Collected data
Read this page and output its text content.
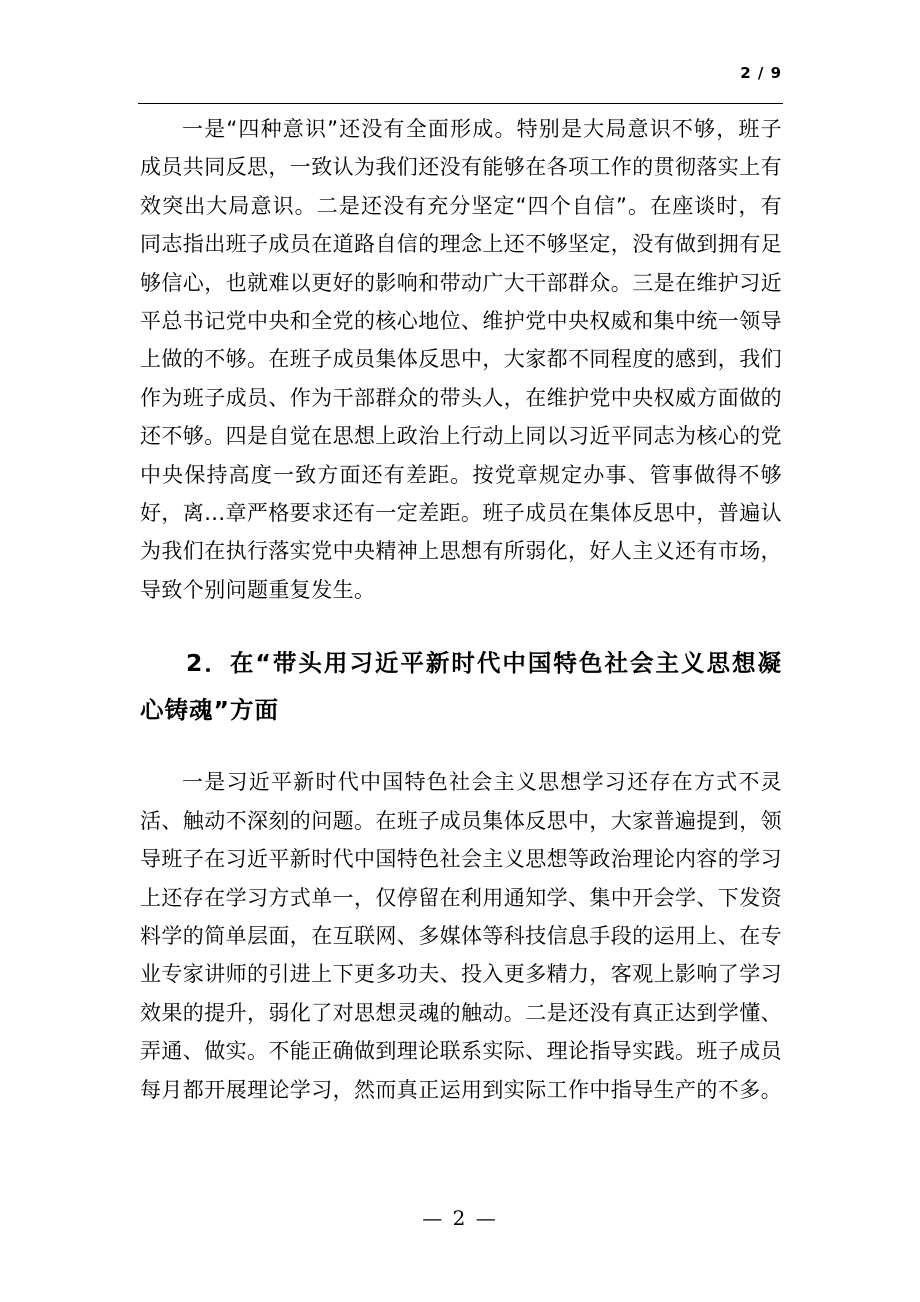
2 / 9

一是“四种意识”还没有全面形成。特别是大局意识不够，班子成员共同反思，一致认为我们还没有能够在各项工作的贯彻落实上有效突出大局意识。二是还没有充分坚定“四个自信”。在座谈时，有同志指出班子成员在道路自信的理念上还不够坚定，没有做到拥有足够信心，也就难以更好的影响和带动广大干部群众。三是在维护习近平总书记党中央和全党的核心地位、维护党中央权威和集中统一领导上做的不够。在班子成员集体反思中，大家都不同程度的感到，我们作为班子成员、作为干部群众的带头人，在维护党中央权威方面做的还不够。四是自觉在思想上政治上行动上同以习近平同志为核心的党中央保持高度一致方面还有差距。按党章规定办事、管事做得不够好，离...章严格要求还有一定差距。班子成员在集体反思中，普遍认为我们在执行落实党中央精神上思想有所弱化，好人主义还有市场，导致个别问题重复发生。

2．在“带头用习近平新时代中国特色社会主义思想凝心铸魂”方面

一是习近平新时代中国特色社会主义思想学习还存在方式不灵活、触动不深刻的问题。在班子成员集体反思中，大家普遍提到，领导班子在习近平新时代中国特色社会主义思想等政治理论内容的学习上还存在学习方式单一，仅停留在利用通知学、集中开会学、下发资料学的简单层面，在互联网、多媒体等科技信息手段的运用上、在专业专家讲师的引进上下更多功夫、投入更多精力，客观上影响了学习效果的提升，弱化了对思想灵魂的触动。二是还没有真正达到学懂、弄通、做实。不能正确做到理论联系实际、理论指导实践。班子成员每月都开展理论学习，然而真正运用到实际工作中指导生产的不多。

— 2 —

Exercise brief
Within the material above, find the lines that contain the word "在班子成员集体反思中"; copy them.

Answer for the task
一是“四种意识”还没有全面形成。特别是大局意识不够，班子成员共同反思，一致认为我们还没有能够在各项工作的贯彻落实上有效突出大局意识。二是还没有充分坚定“四个自信”。在座谈时，有同志指出班子成员在道路自信的理念上还不够坚定，没有做到拥有足够信心，也就难以更好的影响和带动广大干部群众。三是在维护习近平总书记党中央和全党的核心地位、维护党中央权威和集中统一领导上做的不够。在班子成员集体反思中，大家都不同程度的感到，我们作为班子成员、作为干部群众的带头人，在维护党中央权威方面做的还不够。四是自觉在思想上政治上行动上同以习近平同志为核心的党中央保持高度一致方面还有差距。按党章规定办事、管事做得不够好，离...章严格要求还有一定差距。班子成员在集体反思中，普遍认为我们在执行落实党中央精神上思想有所弱化，好人主义还有市场，导致个别问题重复发生。
一是习近平新时代中国特色社会主义思想学习还存在方式不灵活、触动不深刻的问题。在班子成员集体反思中，大家普遍提到，领导班子在习近平新时代中国特色社会主义思想等政治理论内容的学习上还存在学习方式单一，仅停留在利用通知学、集中开会学、下发资料学的简单层面，在互联网、多媒体等科技信息手段的运用上、在专业专家讲师的引进上下更多功夫、投入更多精力，客观上影响了学习效果的提升，弱化了对思想灵魂的触动。二是还没有真正达到学懂、弄通、做实。不能正确做到理论联系实际、理论指导实践。班子成员每月都开展理论学习，然而真正运用到实际工作中指导生产的不多。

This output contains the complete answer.